>>>
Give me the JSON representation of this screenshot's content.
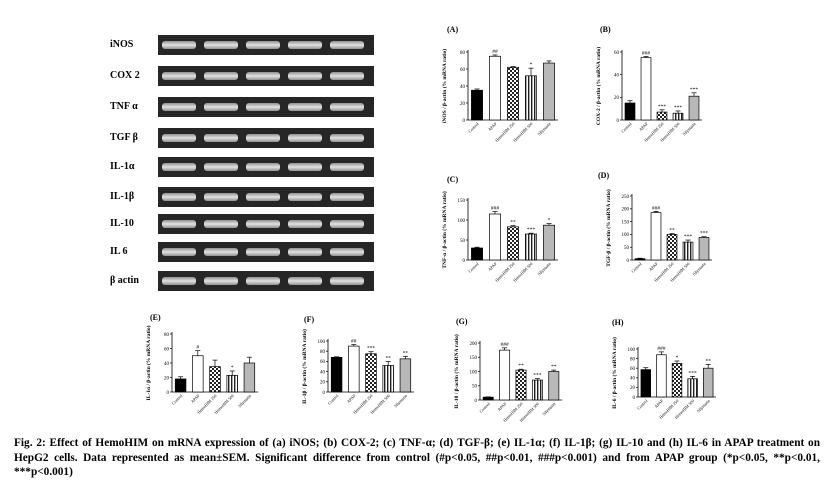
{
  "gel": {
    "labels": [
      "iNOS",
      "COX 2",
      "TNF α",
      "TGF β",
      "IL-1α",
      "IL-1β",
      "IL-10",
      "IL 6",
      "β actin"
    ],
    "lane_count": 5
  },
  "caption": "Fig. 2: Effect of HemoHIM on mRNA expression of (a) iNOS; (b) COX-2; (c) TNF-α; (d) TGF-β; (e) IL-1α; (f) IL-1β; (g) IL-10 and (h) IL-6 in APAP treatment on HepG2 cells. Data represented as mean±SEM. Significant difference from control (#p<0.05, ##p<0.01, ###p<0.001) and from APAP group (*p<0.05, **p<0.01, ***p<0.001)",
  "chart_data": [
    {
      "panel": "(A)",
      "type": "bar",
      "ylabel": "iNOS / β-actin (% mRNA ratio)",
      "categories": [
        "Control",
        "APAP",
        "HemoHIM 250",
        "HemoHIM 500",
        "Silymarin"
      ],
      "values": [
        35,
        75,
        62,
        52,
        67
      ],
      "errors": [
        1.5,
        1.5,
        1,
        9,
        2.5
      ],
      "annotations": [
        "",
        "##",
        "",
        "*",
        ""
      ],
      "ylim": [
        0,
        80
      ],
      "yticks": [
        0,
        20,
        40,
        60,
        80
      ]
    },
    {
      "panel": "(B)",
      "type": "bar",
      "ylabel": "COX-2 / β-actin (% mRNA ratio)",
      "categories": [
        "Control",
        "APAP",
        "HemoHIM 250",
        "HemoHIM 500",
        "Silymarin"
      ],
      "values": [
        15,
        55,
        7,
        6,
        21
      ],
      "errors": [
        2,
        1,
        2,
        2,
        3
      ],
      "annotations": [
        "",
        "###",
        "***",
        "***",
        "***"
      ],
      "ylim": [
        0,
        60
      ],
      "yticks": [
        0,
        20,
        40,
        60
      ]
    },
    {
      "panel": "(C)",
      "type": "bar",
      "ylabel": "TNF-α / β-actin (% mRNA ratio)",
      "categories": [
        "Control",
        "APAP",
        "HemoHIM 250",
        "HemoHIM 500",
        "Silymarin"
      ],
      "values": [
        30,
        115,
        83,
        65,
        87
      ],
      "errors": [
        2,
        6,
        3,
        2,
        4
      ],
      "annotations": [
        "",
        "###",
        "**",
        "***",
        "*"
      ],
      "ylim": [
        0,
        150
      ],
      "yticks": [
        0,
        50,
        100,
        150
      ]
    },
    {
      "panel": "(D)",
      "type": "bar",
      "ylabel": "TGF-β / β-actin (% mRNA ratio)",
      "categories": [
        "Control",
        "APAP",
        "HemoHIM 250",
        "HemoHIM 500",
        "Silymarin"
      ],
      "values": [
        5,
        185,
        100,
        70,
        88
      ],
      "errors": [
        2,
        5,
        3,
        8,
        3
      ],
      "annotations": [
        "",
        "###",
        "**",
        "***",
        "***"
      ],
      "ylim": [
        0,
        250
      ],
      "yticks": [
        0,
        50,
        100,
        150,
        200,
        250
      ]
    },
    {
      "panel": "(E)",
      "type": "bar",
      "ylabel": "IL-1α / β-actin (% mRNA ratio)",
      "categories": [
        "Control",
        "APAP",
        "HemoHIM 250",
        "HemoHIM 500",
        "Silymarin"
      ],
      "values": [
        18,
        50,
        35,
        23,
        40
      ],
      "errors": [
        3,
        7,
        9,
        6,
        8
      ],
      "annotations": [
        "",
        "#",
        "",
        "*",
        ""
      ],
      "ylim": [
        0,
        80
      ],
      "yticks": [
        0,
        20,
        40,
        60,
        80
      ]
    },
    {
      "panel": "(F)",
      "type": "bar",
      "ylabel": "IL-1β / β-actin (% mRNA ratio)",
      "categories": [
        "Control",
        "APAP",
        "HemoHIM 250",
        "HemoHIM 500",
        "Silymarin"
      ],
      "values": [
        68,
        90,
        75,
        52,
        65
      ],
      "errors": [
        1,
        3,
        4,
        8,
        5
      ],
      "annotations": [
        "",
        "##",
        "***",
        "**",
        "**"
      ],
      "ylim": [
        0,
        100
      ],
      "yticks": [
        0,
        20,
        40,
        60,
        80,
        100
      ]
    },
    {
      "panel": "(G)",
      "type": "bar",
      "ylabel": "IL-10 / β-actin (% mRNA ratio)",
      "categories": [
        "Control",
        "APAP",
        "HemoHIM 250",
        "HemoHIM 500",
        "Silymarin"
      ],
      "values": [
        10,
        175,
        105,
        70,
        100
      ],
      "errors": [
        1,
        8,
        3,
        5,
        5
      ],
      "annotations": [
        "",
        "###",
        "**",
        "***",
        "**"
      ],
      "ylim": [
        0,
        200
      ],
      "yticks": [
        0,
        50,
        100,
        150,
        200
      ]
    },
    {
      "panel": "(H)",
      "type": "bar",
      "ylabel": "IL-6 / β-actin (% mRNA ratio)",
      "categories": [
        "Control",
        "APAP",
        "HemoHIM 250",
        "HemoHIM 500",
        "Silymarin"
      ],
      "values": [
        57,
        88,
        70,
        38,
        60
      ],
      "errors": [
        4,
        6,
        5,
        5,
        8
      ],
      "annotations": [
        "",
        "###",
        "*",
        "***",
        "**"
      ],
      "ylim": [
        0,
        100
      ],
      "yticks": [
        0,
        20,
        40,
        60,
        80,
        100
      ]
    }
  ]
}
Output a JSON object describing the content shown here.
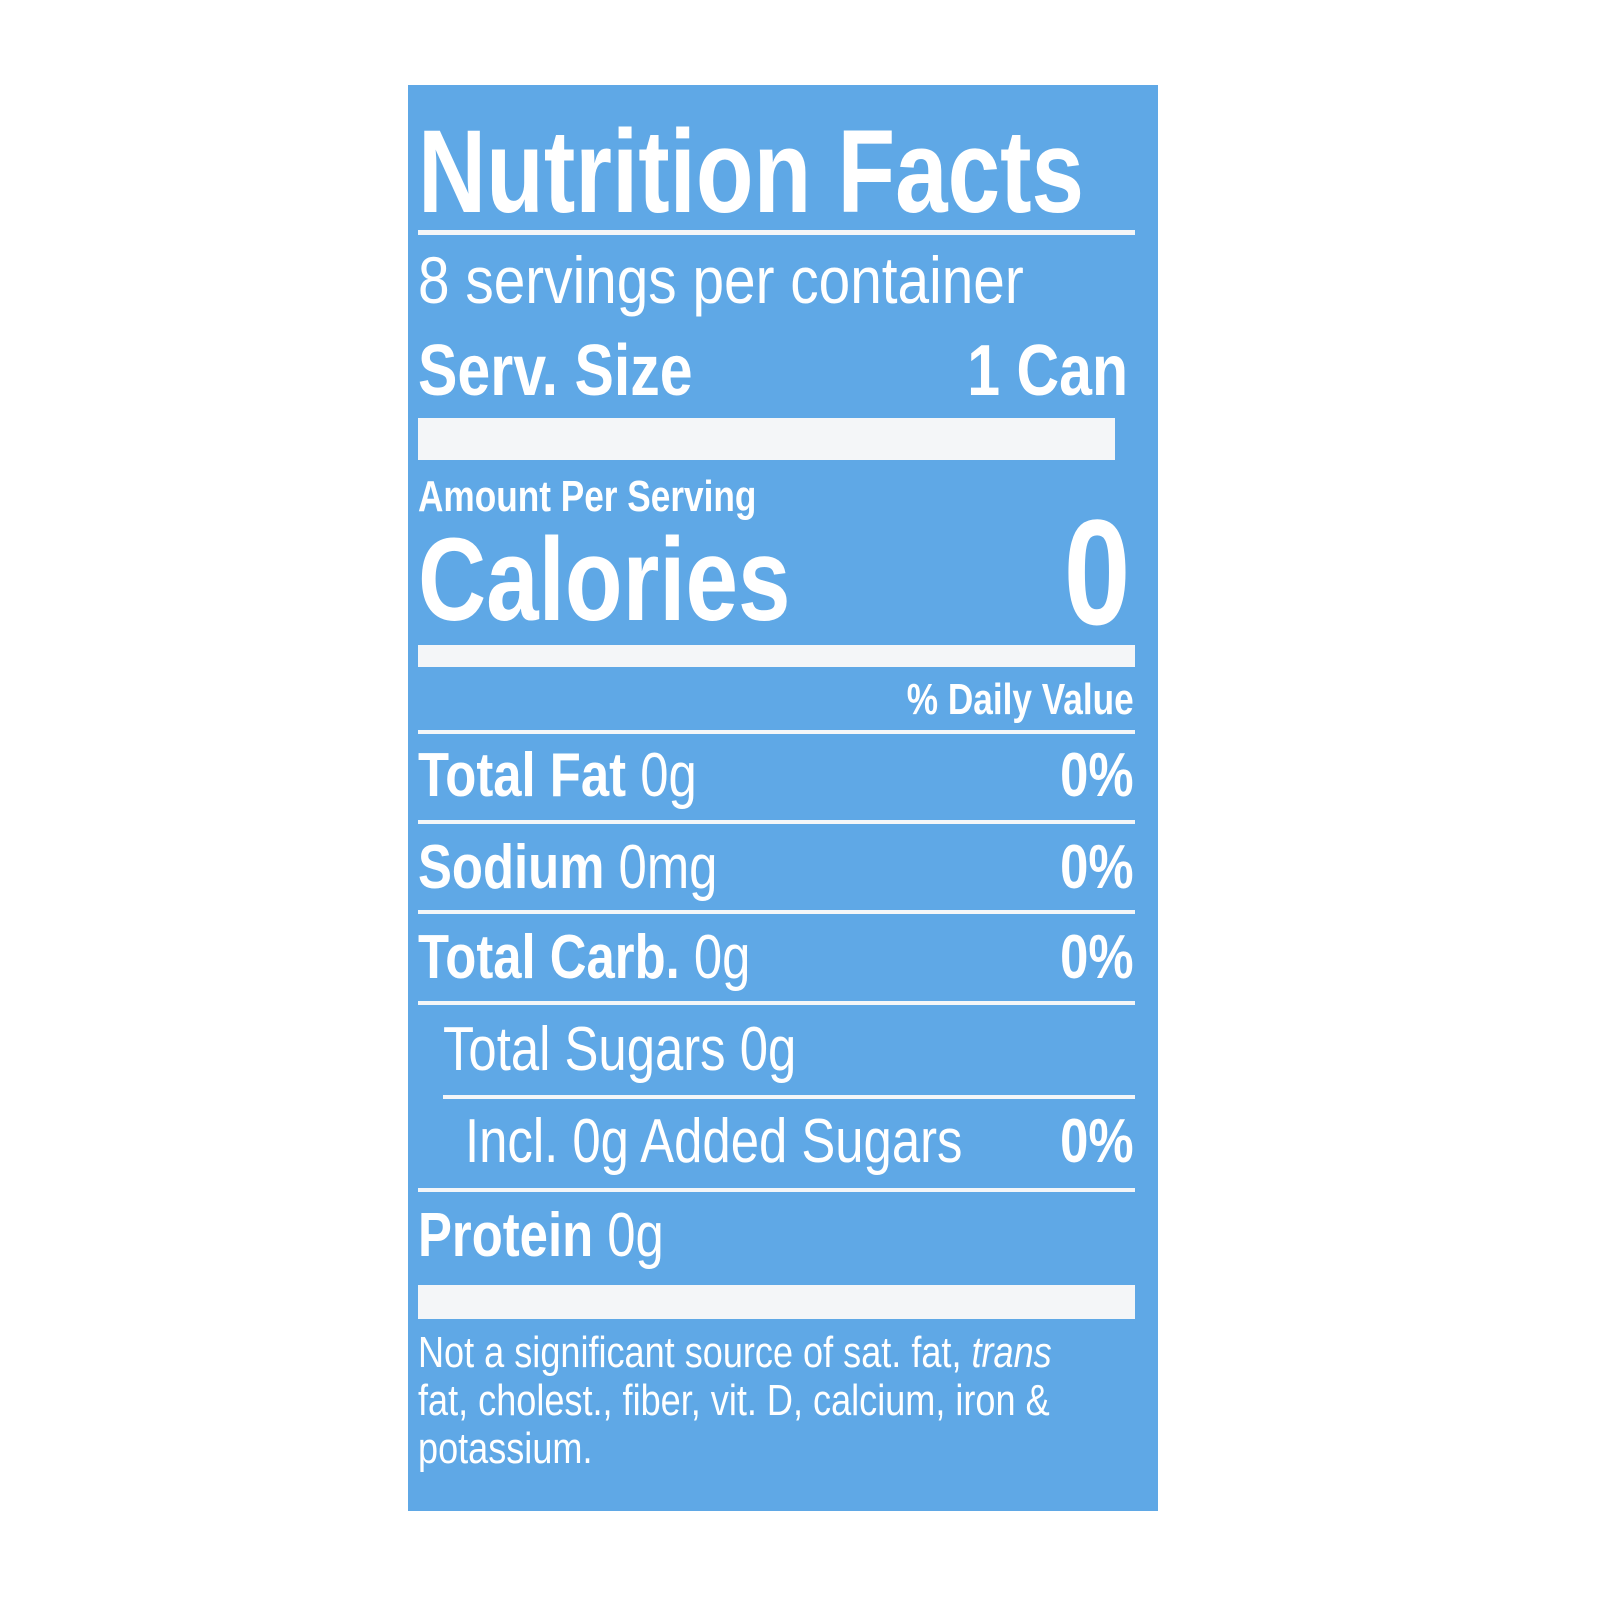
{
  "panel_color": "#5fa8e6",
  "title": "Nutrition Facts",
  "servings_per_container": "8 servings per container",
  "serving_size": {
    "label": "Serv. Size",
    "value": "1 Can"
  },
  "amount_per_serving": "Amount Per Serving",
  "calories": {
    "label": "Calories",
    "value": "0"
  },
  "daily_value_header": "% Daily Value",
  "nutrients": [
    {
      "label": "Total Fat",
      "amount": "0g",
      "dv": "0%"
    },
    {
      "label": "Sodium",
      "amount": "0mg",
      "dv": "0%"
    },
    {
      "label": "Total Carb.",
      "amount": "0g",
      "dv": "0%"
    },
    {
      "label": "Total Sugars 0g",
      "amount": "",
      "dv": ""
    },
    {
      "label": "Incl. 0g Added Sugars",
      "amount": "",
      "dv": "0%"
    },
    {
      "label": "Protein",
      "amount": "0g",
      "dv": ""
    }
  ],
  "footnote": {
    "line1_a": "Not a significant source of sat. fat, ",
    "line1_b": "trans",
    "line2": "fat, cholest., fiber, vit. D, calcium, iron &",
    "line3": "potassium."
  }
}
<<<
In the copy, include no pictures; restate the listing above exactly.

(Reply):
Give me the JSON representation of this screenshot's content.
{
  "gel": {
    "labels": [
      "iNOS",
      "COX 2",
      "TNF α",
      "TGF β",
      "IL-1α",
      "IL-1β",
      "IL-10",
      "IL 6",
      "β actin"
    ],
    "lane_count": 5
  },
  "caption": "Fig. 2: Effect of HemoHIM on mRNA expression of (a) iNOS; (b) COX-2; (c) TNF-α; (d) TGF-β; (e) IL-1α; (f) IL-1β; (g) IL-10 and (h) IL-6 in APAP treatment on HepG2 cells. Data represented as mean±SEM. Significant difference from control (#p<0.05, ##p<0.01, ###p<0.001) and from APAP group (*p<0.05, **p<0.01, ***p<0.001)",
  "chart_data": [
    {
      "panel": "(A)",
      "type": "bar",
      "ylabel": "iNOS / β-actin (% mRNA ratio)",
      "categories": [
        "Control",
        "APAP",
        "HemoHIM 250",
        "HemoHIM 500",
        "Silymarin"
      ],
      "values": [
        35,
        75,
        62,
        52,
        67
      ],
      "errors": [
        1.5,
        1.5,
        1,
        9,
        2.5
      ],
      "annotations": [
        "",
        "##",
        "",
        "*",
        ""
      ],
      "ylim": [
        0,
        80
      ],
      "yticks": [
        0,
        20,
        40,
        60,
        80
      ]
    },
    {
      "panel": "(B)",
      "type": "bar",
      "ylabel": "COX-2 / β-actin (% mRNA ratio)",
      "categories": [
        "Control",
        "APAP",
        "HemoHIM 250",
        "HemoHIM 500",
        "Silymarin"
      ],
      "values": [
        15,
        55,
        7,
        6,
        21
      ],
      "errors": [
        2,
        1,
        2,
        2,
        3
      ],
      "annotations": [
        "",
        "###",
        "***",
        "***",
        "***"
      ],
      "ylim": [
        0,
        60
      ],
      "yticks": [
        0,
        20,
        40,
        60
      ]
    },
    {
      "panel": "(C)",
      "type": "bar",
      "ylabel": "TNF-α / β-actin (% mRNA ratio)",
      "categories": [
        "Control",
        "APAP",
        "HemoHIM 250",
        "HemoHIM 500",
        "Silymarin"
      ],
      "values": [
        30,
        115,
        83,
        65,
        87
      ],
      "errors": [
        2,
        6,
        3,
        2,
        4
      ],
      "annotations": [
        "",
        "###",
        "**",
        "***",
        "*"
      ],
      "ylim": [
        0,
        150
      ],
      "yticks": [
        0,
        50,
        100,
        150
      ]
    },
    {
      "panel": "(D)",
      "type": "bar",
      "ylabel": "TGF-β / β-actin (% mRNA ratio)",
      "categories": [
        "Control",
        "APAP",
        "HemoHIM 250",
        "HemoHIM 500",
        "Silymarin"
      ],
      "values": [
        5,
        185,
        100,
        70,
        88
      ],
      "errors": [
        2,
        5,
        3,
        8,
        3
      ],
      "annotations": [
        "",
        "###",
        "**",
        "***",
        "***"
      ],
      "ylim": [
        0,
        250
      ],
      "yticks": [
        0,
        50,
        100,
        150,
        200,
        250
      ]
    },
    {
      "panel": "(E)",
      "type": "bar",
      "ylabel": "IL-1α / β-actin (% mRNA ratio)",
      "categories": [
        "Control",
        "APAP",
        "HemoHIM 250",
        "HemoHIM 500",
        "Silymarin"
      ],
      "values": [
        18,
        50,
        35,
        23,
        40
      ],
      "errors": [
        3,
        7,
        9,
        6,
        8
      ],
      "annotations": [
        "",
        "#",
        "",
        "*",
        ""
      ],
      "ylim": [
        0,
        80
      ],
      "yticks": [
        0,
        20,
        40,
        60,
        80
      ]
    },
    {
      "panel": "(F)",
      "type": "bar",
      "ylabel": "IL-1β / β-actin (% mRNA ratio)",
      "categories": [
        "Control",
        "APAP",
        "HemoHIM 250",
        "HemoHIM 500",
        "Silymarin"
      ],
      "values": [
        68,
        90,
        75,
        52,
        65
      ],
      "errors": [
        1,
        3,
        4,
        8,
        5
      ],
      "annotations": [
        "",
        "##",
        "***",
        "**",
        "**"
      ],
      "ylim": [
        0,
        100
      ],
      "yticks": [
        0,
        20,
        40,
        60,
        80,
        100
      ]
    },
    {
      "panel": "(G)",
      "type": "bar",
      "ylabel": "IL-10 / β-actin (% mRNA ratio)",
      "categories": [
        "Control",
        "APAP",
        "HemoHIM 250",
        "HemoHIM 500",
        "Silymarin"
      ],
      "values": [
        10,
        175,
        105,
        70,
        100
      ],
      "errors": [
        1,
        8,
        3,
        5,
        5
      ],
      "annotations": [
        "",
        "###",
        "**",
        "***",
        "**"
      ],
      "ylim": [
        0,
        200
      ],
      "yticks": [
        0,
        50,
        100,
        150,
        200
      ]
    },
    {
      "panel": "(H)",
      "type": "bar",
      "ylabel": "IL-6 / β-actin (% mRNA ratio)",
      "categories": [
        "Control",
        "APAP",
        "HemoHIM 250",
        "HemoHIM 500",
        "Silymarin"
      ],
      "values": [
        57,
        88,
        70,
        38,
        60
      ],
      "errors": [
        4,
        6,
        5,
        5,
        8
      ],
      "annotations": [
        "",
        "###",
        "*",
        "***",
        "**"
      ],
      "ylim": [
        0,
        100
      ],
      "yticks": [
        0,
        20,
        40,
        60,
        80,
        100
      ]
    }
  ]
}
Output a JSON object describing the content shown here.
{
  "panel_color": "#5fa8e6",
  "title": "Nutrition Facts",
  "servings_per_container": "8 servings per container",
  "serving_size": {
    "label": "Serv. Size",
    "value": "1 Can"
  },
  "amount_per_serving": "Amount Per Serving",
  "calories": {
    "label": "Calories",
    "value": "0"
  },
  "daily_value_header": "% Daily Value",
  "nutrients": [
    {
      "label": "Total Fat",
      "amount": "0g",
      "dv": "0%"
    },
    {
      "label": "Sodium",
      "amount": "0mg",
      "dv": "0%"
    },
    {
      "label": "Total Carb.",
      "amount": "0g",
      "dv": "0%"
    },
    {
      "label": "Total Sugars 0g",
      "amount": "",
      "dv": ""
    },
    {
      "label": "Incl. 0g Added Sugars",
      "amount": "",
      "dv": "0%"
    },
    {
      "label": "Protein",
      "amount": "0g",
      "dv": ""
    }
  ],
  "footnote": {
    "line1_a": "Not a significant source of sat. fat, ",
    "line1_b": "trans",
    "line2": "fat, cholest., fiber, vit. D, calcium, iron &",
    "line3": "potassium."
  }
}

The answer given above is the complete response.